Saved entries
((

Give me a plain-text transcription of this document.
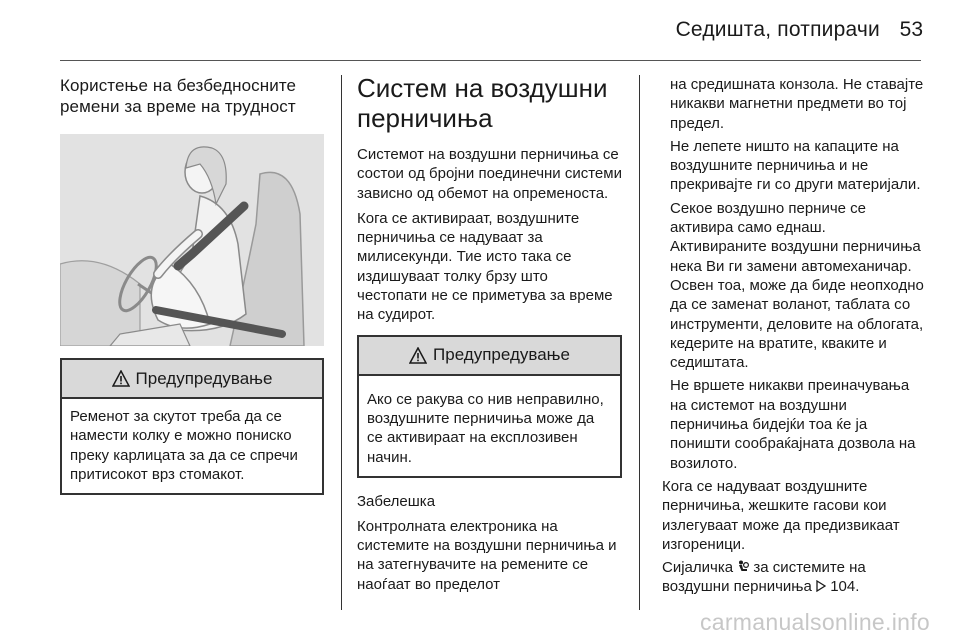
Седишта, потпирачи 53
Користење на безбедносните ремени за време на трудност
Предупредување
Ременот за скутот треба да се намести колку е можно пониско преку карлицата за да се спречи притисокот врз стомакот.
Систем на воздушни перничиња
Системот на воздушни перничиња се состои од бројни поединечни системи зависно од обемот на опременоста.
Кога се активираат, воздушните перничиња се надуваат за милисекунди. Тие исто така се издишуваат толку брзу што честопати не се приметува за време на судирот.
Предупредување
Ако се ракува со нив неправилно, воздушните перничиња може да се активираат на експлозивен начин.
Забелешка
Контролната електроника на системите на воздушни перничиња и на затегнувачите на ремените се наоѓаат во пределот
на средишната конзола. Не ставајте никакви магнетни предмети во тој предел.
Не лепете ништо на капаците на воздушните перничиња и не прекривајте ги со други материјали.
Секое воздушно перниче се активира само еднаш. Активираните воздушни перничиња нека Ви ги замени автомеханичар. Освен тоа, може да биде неопходно да се заменат воланот, таблата со инструменти, деловите на облогата, кедерите на вратите, кваките и седиштата.
Не вршете никакви преиначувања на системот на воздушни перничиња бидејќи тоа ќе ја поништи сообраќајната дозвола на возилото.
Кога се надуваат воздушните перничиња, жешките гасови кои излегуваат може да предизвикаат изгореници.
Сијаличка за системите на воздушни перничиња 104.
carmanualsonline.info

))

*Job*:
Search the records for the string "време" and return every line in which it occurs.

*Reply to the task*:
Користење на безбедносните ремени за време на трудност
Кога се активираат, воздушните перничиња се надуваат за милисекунди. Тие исто така се издишуваат толку брзу што честопати не се приметува за време на судирот.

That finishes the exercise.